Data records
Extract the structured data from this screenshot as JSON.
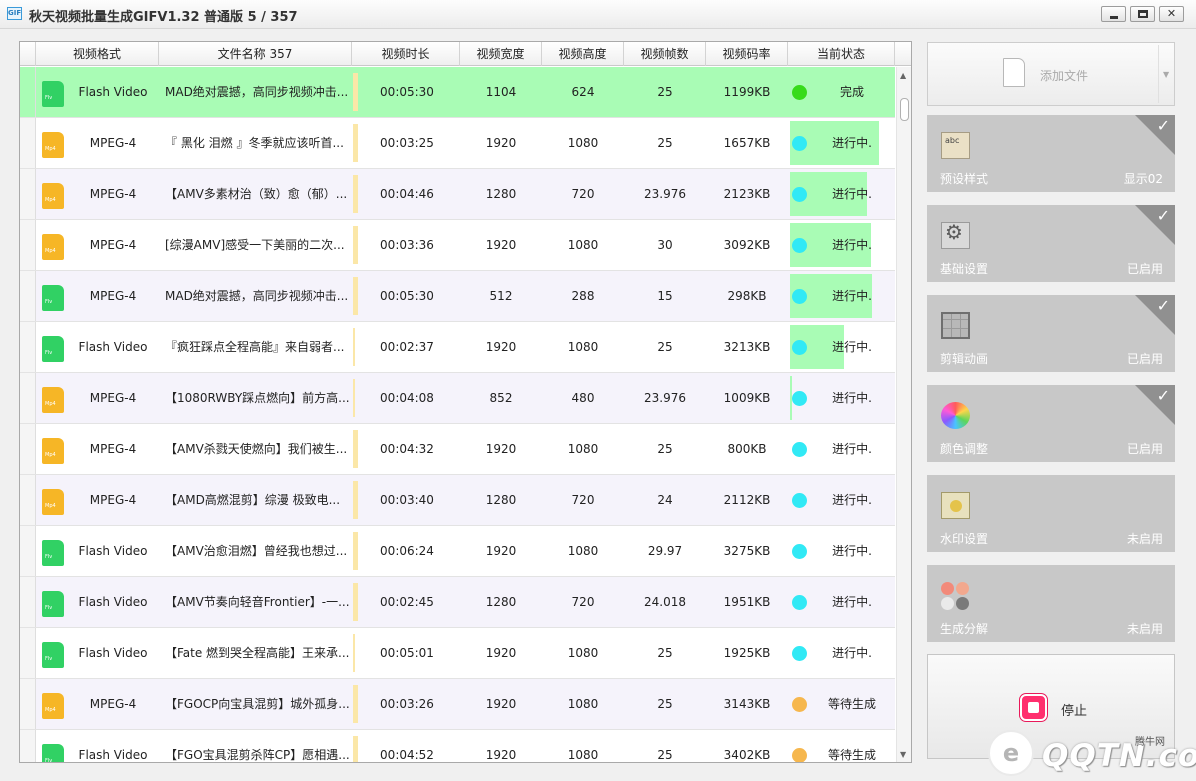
{
  "window": {
    "icon_label": "GIF",
    "title": "秋天视频批量生成GIFV1.32 普通版 5 / 357",
    "close_glyph": "✕"
  },
  "table": {
    "columns": [
      "视频格式",
      "文件名称 357",
      "视频时长",
      "视频宽度",
      "视频高度",
      "视频帧数",
      "视频码率",
      "当前状态"
    ],
    "rows": [
      {
        "icon": "flv-file-icon",
        "format": "Flash Video",
        "name": "MAD绝对震撼，高同步视频冲击...",
        "duration": "00:05:30",
        "width": "1104",
        "height": "624",
        "fps": "25",
        "bitrate": "1199KB",
        "status": "完成",
        "progress": 1.0
      },
      {
        "icon": "mp4-file-icon",
        "format": "MPEG-4",
        "name": "『 黑化  泪燃 』冬季就应该听首...",
        "duration": "00:03:25",
        "width": "1920",
        "height": "1080",
        "fps": "25",
        "bitrate": "1657KB",
        "status": "进行中.",
        "progress": 0.85
      },
      {
        "icon": "mp4-file-icon",
        "format": "MPEG-4",
        "name": "【AMV多素材治（致）愈（郁）...",
        "duration": "00:04:46",
        "width": "1280",
        "height": "720",
        "fps": "23.976",
        "bitrate": "2123KB",
        "status": "进行中.",
        "progress": 0.73
      },
      {
        "icon": "mp4-file-icon",
        "format": "MPEG-4",
        "name": "[综漫AMV]感受一下美丽的二次...",
        "duration": "00:03:36",
        "width": "1920",
        "height": "1080",
        "fps": "30",
        "bitrate": "3092KB",
        "status": "进行中.",
        "progress": 0.77
      },
      {
        "icon": "flv-file-icon",
        "format": "MPEG-4",
        "name": "MAD绝对震撼，高同步视频冲击...",
        "duration": "00:05:30",
        "width": "512",
        "height": "288",
        "fps": "15",
        "bitrate": "298KB",
        "status": "进行中.",
        "progress": 0.78
      },
      {
        "icon": "flv-file-icon",
        "format": "Flash Video",
        "name": "『疯狂踩点全程高能』来自弱者...",
        "duration": "00:02:37",
        "width": "1920",
        "height": "1080",
        "fps": "25",
        "bitrate": "3213KB",
        "status": "进行中.",
        "progress": 0.51
      },
      {
        "icon": "mp4-file-icon",
        "format": "MPEG-4",
        "name": "【1080RWBY踩点燃向】前方高...",
        "duration": "00:04:08",
        "width": "852",
        "height": "480",
        "fps": "23.976",
        "bitrate": "1009KB",
        "status": "进行中.",
        "progress": 0.02
      },
      {
        "icon": "mp4-file-icon",
        "format": "MPEG-4",
        "name": "【AMV杀戮天使燃向】我们被生...",
        "duration": "00:04:32",
        "width": "1920",
        "height": "1080",
        "fps": "25",
        "bitrate": "800KB",
        "status": "进行中.",
        "progress": 0
      },
      {
        "icon": "mp4-file-icon",
        "format": "MPEG-4",
        "name": "【AMD高燃混剪】综漫   极致电...",
        "duration": "00:03:40",
        "width": "1280",
        "height": "720",
        "fps": "24",
        "bitrate": "2112KB",
        "status": "进行中.",
        "progress": 0
      },
      {
        "icon": "flv-file-icon",
        "format": "Flash Video",
        "name": "【AMV治愈泪燃】曾经我也想过...",
        "duration": "00:06:24",
        "width": "1920",
        "height": "1080",
        "fps": "29.97",
        "bitrate": "3275KB",
        "status": "进行中.",
        "progress": 0
      },
      {
        "icon": "flv-file-icon",
        "format": "Flash Video",
        "name": "【AMV节奏向轻音Frontier】-一...",
        "duration": "00:02:45",
        "width": "1280",
        "height": "720",
        "fps": "24.018",
        "bitrate": "1951KB",
        "status": "进行中.",
        "progress": 0
      },
      {
        "icon": "flv-file-icon",
        "format": "Flash Video",
        "name": "【Fate 燃到哭全程高能】王来承...",
        "duration": "00:05:01",
        "width": "1920",
        "height": "1080",
        "fps": "25",
        "bitrate": "1925KB",
        "status": "进行中.",
        "progress": 0
      },
      {
        "icon": "mp4-file-icon",
        "format": "MPEG-4",
        "name": "【FGOCP向宝具混剪】城外孤身...",
        "duration": "00:03:26",
        "width": "1920",
        "height": "1080",
        "fps": "25",
        "bitrate": "3143KB",
        "status": "等待生成",
        "progress": 0
      },
      {
        "icon": "flv-file-icon",
        "format": "Flash Video",
        "name": "【FGO宝具混剪杀阵CP】愿相遇...",
        "duration": "00:04:52",
        "width": "1920",
        "height": "1080",
        "fps": "25",
        "bitrate": "3402KB",
        "status": "等待生成",
        "progress": 0
      }
    ]
  },
  "sidebar": {
    "add_file_label": "添加文件",
    "cards": [
      {
        "icon": "text-style-icon",
        "name": "预设样式",
        "status": "显示02",
        "checked": true
      },
      {
        "icon": "gear-settings-icon",
        "name": "基础设置",
        "status": "已启用",
        "checked": true
      },
      {
        "icon": "grid-animation-icon",
        "name": "剪辑动画",
        "status": "已启用",
        "checked": true
      },
      {
        "icon": "color-wheel-icon",
        "name": "颜色调整",
        "status": "已启用",
        "checked": true
      },
      {
        "icon": "watermark-image-icon",
        "name": "水印设置",
        "status": "未启用",
        "checked": false
      },
      {
        "icon": "color-split-icon",
        "name": "生成分解",
        "status": "未启用",
        "checked": false
      }
    ],
    "stop_label": "停止"
  },
  "watermark": {
    "brand": "QQTN.com",
    "cn": "腾牛网"
  },
  "colors": {
    "done_row": "#a9fcb5",
    "dot_done": "#37db1b",
    "dot_running": "#31e9f5",
    "dot_waiting": "#f6b74e",
    "stop_button": "#ff2f6e"
  }
}
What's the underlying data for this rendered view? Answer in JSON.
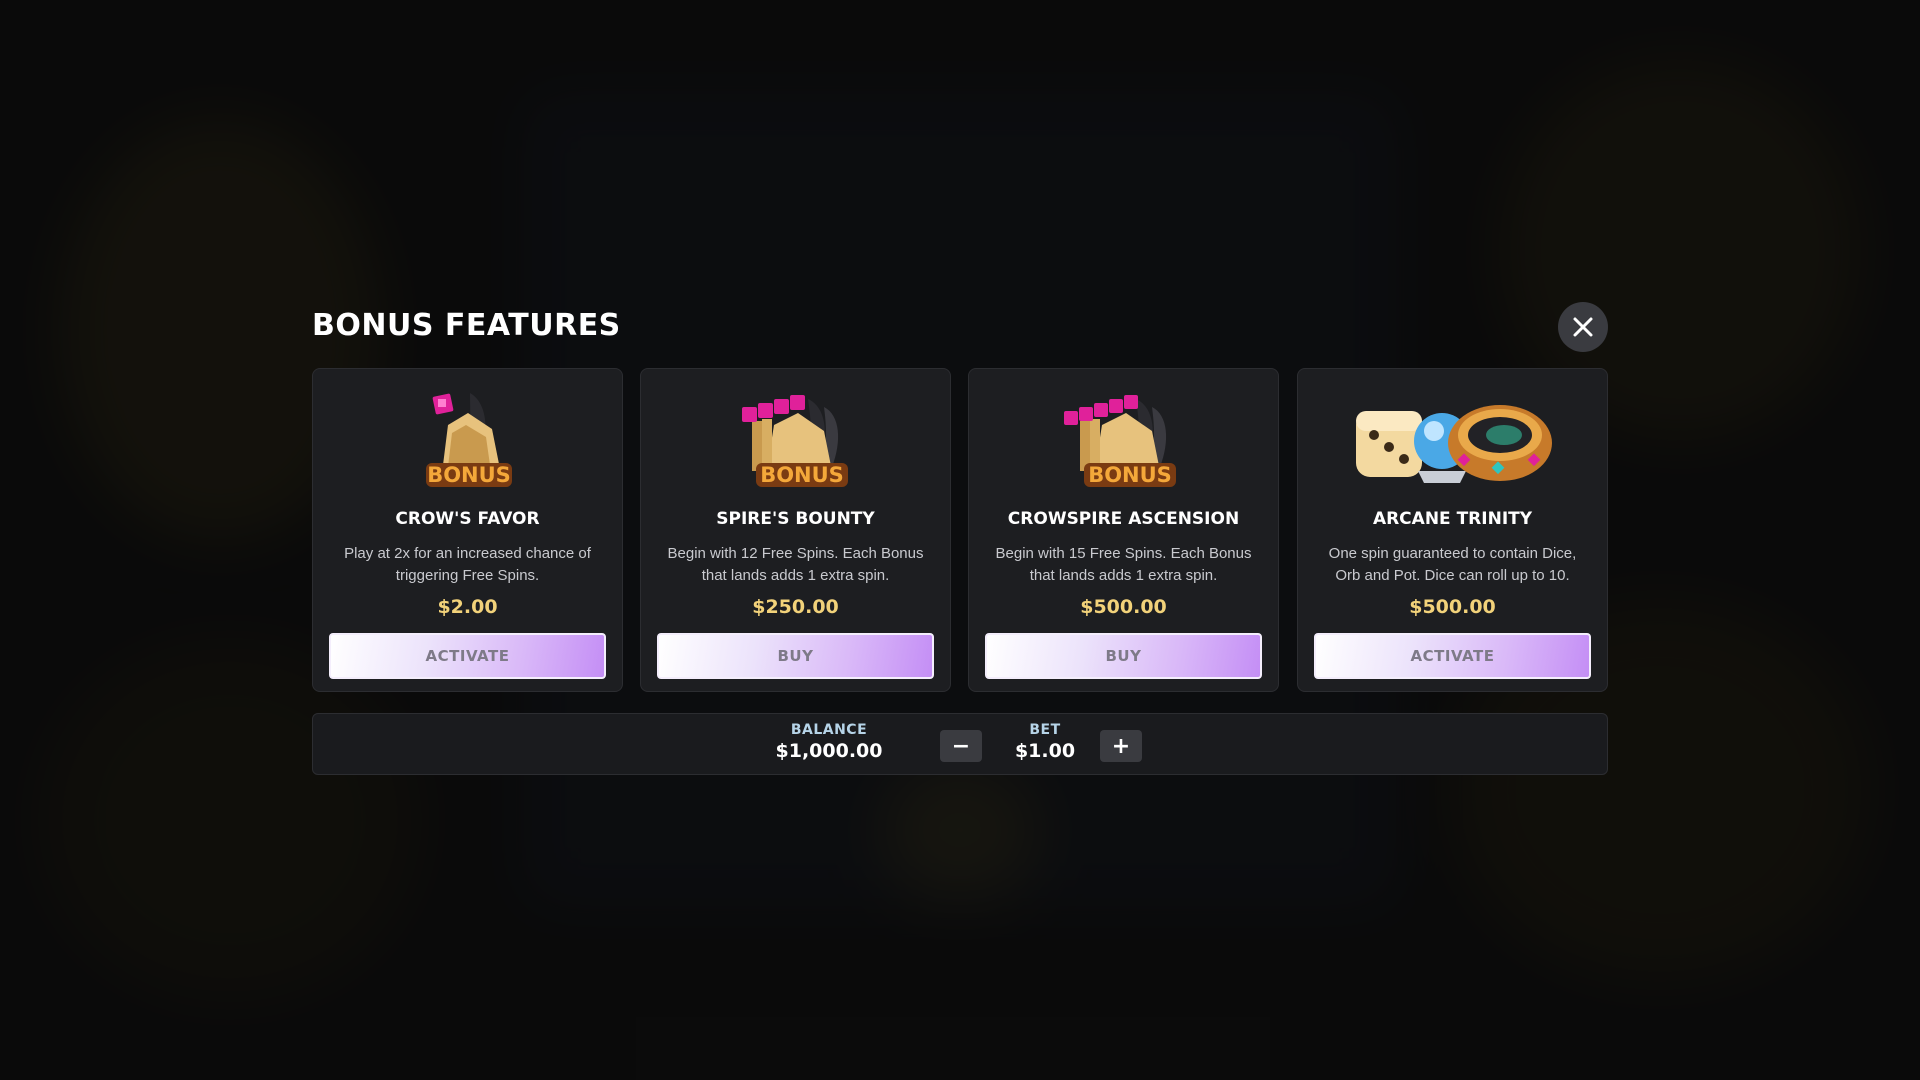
{
  "title": "BONUS FEATURES",
  "close_icon": "close-icon",
  "colors": {
    "price": "#f2d27a",
    "button_gradient_end": "#c48ef5",
    "card_bg": "#1d1e21"
  },
  "cards": [
    {
      "name": "CROW'S FAVOR",
      "description": "Play at 2x for an increased chance of triggering Free Spins.",
      "price": "$2.00",
      "button": "ACTIVATE",
      "icon": "bonus-scroll-icon"
    },
    {
      "name": "SPIRE'S BOUNTY",
      "description": "Begin with 12 Free Spins. Each Bonus that lands adds 1 extra spin.",
      "price": "$250.00",
      "button": "BUY",
      "icon": "bonus-scroll-stack-icon"
    },
    {
      "name": "CROWSPIRE ASCENSION",
      "description": "Begin with 15 Free Spins. Each Bonus that lands adds 1 extra spin.",
      "price": "$500.00",
      "button": "BUY",
      "icon": "bonus-scroll-stack-icon"
    },
    {
      "name": "ARCANE TRINITY",
      "description": "One spin guaranteed to contain Dice, Orb and Pot. Dice can roll up to 10.",
      "price": "$500.00",
      "button": "ACTIVATE",
      "icon": "dice-orb-pot-icon"
    }
  ],
  "balance": {
    "label": "BALANCE",
    "value": "$1,000.00"
  },
  "bet": {
    "label": "BET",
    "value": "$1.00",
    "decrease": "−",
    "increase": "+"
  }
}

# The request:
All entries must be written out again exactly as given, with no pictures in the copy.

# The completed task:
Extract the structured data from this screenshot as JSON.
{
  "window": {
    "icon_label": "GIF",
    "title": "秋天视频批量生成GIFV1.32 普通版 5 / 357",
    "close_glyph": "✕"
  },
  "table": {
    "columns": [
      "视频格式",
      "文件名称 357",
      "视频时长",
      "视频宽度",
      "视频高度",
      "视频帧数",
      "视频码率",
      "当前状态"
    ],
    "rows": [
      {
        "icon": "flv-file-icon",
        "format": "Flash Video",
        "name": "MAD绝对震撼，高同步视频冲击...",
        "duration": "00:05:30",
        "width": "1104",
        "height": "624",
        "fps": "25",
        "bitrate": "1199KB",
        "status": "完成",
        "progress": 1.0
      },
      {
        "icon": "mp4-file-icon",
        "format": "MPEG-4",
        "name": "『 黑化  泪燃 』冬季就应该听首...",
        "duration": "00:03:25",
        "width": "1920",
        "height": "1080",
        "fps": "25",
        "bitrate": "1657KB",
        "status": "进行中.",
        "progress": 0.85
      },
      {
        "icon": "mp4-file-icon",
        "format": "MPEG-4",
        "name": "【AMV多素材治（致）愈（郁）...",
        "duration": "00:04:46",
        "width": "1280",
        "height": "720",
        "fps": "23.976",
        "bitrate": "2123KB",
        "status": "进行中.",
        "progress": 0.73
      },
      {
        "icon": "mp4-file-icon",
        "format": "MPEG-4",
        "name": "[综漫AMV]感受一下美丽的二次...",
        "duration": "00:03:36",
        "width": "1920",
        "height": "1080",
        "fps": "30",
        "bitrate": "3092KB",
        "status": "进行中.",
        "progress": 0.77
      },
      {
        "icon": "flv-file-icon",
        "format": "MPEG-4",
        "name": "MAD绝对震撼，高同步视频冲击...",
        "duration": "00:05:30",
        "width": "512",
        "height": "288",
        "fps": "15",
        "bitrate": "298KB",
        "status": "进行中.",
        "progress": 0.78
      },
      {
        "icon": "flv-file-icon",
        "format": "Flash Video",
        "name": "『疯狂踩点全程高能』来自弱者...",
        "duration": "00:02:37",
        "width": "1920",
        "height": "1080",
        "fps": "25",
        "bitrate": "3213KB",
        "status": "进行中.",
        "progress": 0.51
      },
      {
        "icon": "mp4-file-icon",
        "format": "MPEG-4",
        "name": "【1080RWBY踩点燃向】前方高...",
        "duration": "00:04:08",
        "width": "852",
        "height": "480",
        "fps": "23.976",
        "bitrate": "1009KB",
        "status": "进行中.",
        "progress": 0.02
      },
      {
        "icon": "mp4-file-icon",
        "format": "MPEG-4",
        "name": "【AMV杀戮天使燃向】我们被生...",
        "duration": "00:04:32",
        "width": "1920",
        "height": "1080",
        "fps": "25",
        "bitrate": "800KB",
        "status": "进行中.",
        "progress": 0
      },
      {
        "icon": "mp4-file-icon",
        "format": "MPEG-4",
        "name": "【AMD高燃混剪】综漫   极致电...",
        "duration": "00:03:40",
        "width": "1280",
        "height": "720",
        "fps": "24",
        "bitrate": "2112KB",
        "status": "进行中.",
        "progress": 0
      },
      {
        "icon": "flv-file-icon",
        "format": "Flash Video",
        "name": "【AMV治愈泪燃】曾经我也想过...",
        "duration": "00:06:24",
        "width": "1920",
        "height": "1080",
        "fps": "29.97",
        "bitrate": "3275KB",
        "status": "进行中.",
        "progress": 0
      },
      {
        "icon": "flv-file-icon",
        "format": "Flash Video",
        "name": "【AMV节奏向轻音Frontier】-一...",
        "duration": "00:02:45",
        "width": "1280",
        "height": "720",
        "fps": "24.018",
        "bitrate": "1951KB",
        "status": "进行中.",
        "progress": 0
      },
      {
        "icon": "flv-file-icon",
        "format": "Flash Video",
        "name": "【Fate 燃到哭全程高能】王来承...",
        "duration": "00:05:01",
        "width": "1920",
        "height": "1080",
        "fps": "25",
        "bitrate": "1925KB",
        "status": "进行中.",
        "progress": 0
      },
      {
        "icon": "mp4-file-icon",
        "format": "MPEG-4",
        "name": "【FGOCP向宝具混剪】城外孤身...",
        "duration": "00:03:26",
        "width": "1920",
        "height": "1080",
        "fps": "25",
        "bitrate": "3143KB",
        "status": "等待生成",
        "progress": 0
      },
      {
        "icon": "flv-file-icon",
        "format": "Flash Video",
        "name": "【FGO宝具混剪杀阵CP】愿相遇...",
        "duration": "00:04:52",
        "width": "1920",
        "height": "1080",
        "fps": "25",
        "bitrate": "3402KB",
        "status": "等待生成",
        "progress": 0
      }
    ]
  },
  "sidebar": {
    "add_file_label": "添加文件",
    "cards": [
      {
        "icon": "text-style-icon",
        "name": "预设样式",
        "status": "显示02",
        "checked": true
      },
      {
        "icon": "gear-settings-icon",
        "name": "基础设置",
        "status": "已启用",
        "checked": true
      },
      {
        "icon": "grid-animation-icon",
        "name": "剪辑动画",
        "status": "已启用",
        "checked": true
      },
      {
        "icon": "color-wheel-icon",
        "name": "颜色调整",
        "status": "已启用",
        "checked": true
      },
      {
        "icon": "watermark-image-icon",
        "name": "水印设置",
        "status": "未启用",
        "checked": false
      },
      {
        "icon": "color-split-icon",
        "name": "生成分解",
        "status": "未启用",
        "checked": false
      }
    ],
    "stop_label": "停止"
  },
  "watermark": {
    "brand": "QQTN.com",
    "cn": "腾牛网"
  },
  "colors": {
    "done_row": "#a9fcb5",
    "dot_done": "#37db1b",
    "dot_running": "#31e9f5",
    "dot_waiting": "#f6b74e",
    "stop_button": "#ff2f6e"
  }
}
What's the underlying data for this rendered view? Answer in JSON.
{
  "title": "BONUS FEATURES",
  "close_icon": "close-icon",
  "colors": {
    "price": "#f2d27a",
    "button_gradient_end": "#c48ef5",
    "card_bg": "#1d1e21"
  },
  "cards": [
    {
      "name": "CROW'S FAVOR",
      "description": "Play at 2x for an increased chance of triggering Free Spins.",
      "price": "$2.00",
      "button": "ACTIVATE",
      "icon": "bonus-scroll-icon"
    },
    {
      "name": "SPIRE'S BOUNTY",
      "description": "Begin with 12 Free Spins. Each Bonus that lands adds 1 extra spin.",
      "price": "$250.00",
      "button": "BUY",
      "icon": "bonus-scroll-stack-icon"
    },
    {
      "name": "CROWSPIRE ASCENSION",
      "description": "Begin with 15 Free Spins. Each Bonus that lands adds 1 extra spin.",
      "price": "$500.00",
      "button": "BUY",
      "icon": "bonus-scroll-stack-icon"
    },
    {
      "name": "ARCANE TRINITY",
      "description": "One spin guaranteed to contain Dice, Orb and Pot. Dice can roll up to 10.",
      "price": "$500.00",
      "button": "ACTIVATE",
      "icon": "dice-orb-pot-icon"
    }
  ],
  "balance": {
    "label": "BALANCE",
    "value": "$1,000.00"
  },
  "bet": {
    "label": "BET",
    "value": "$1.00",
    "decrease": "−",
    "increase": "+"
  }
}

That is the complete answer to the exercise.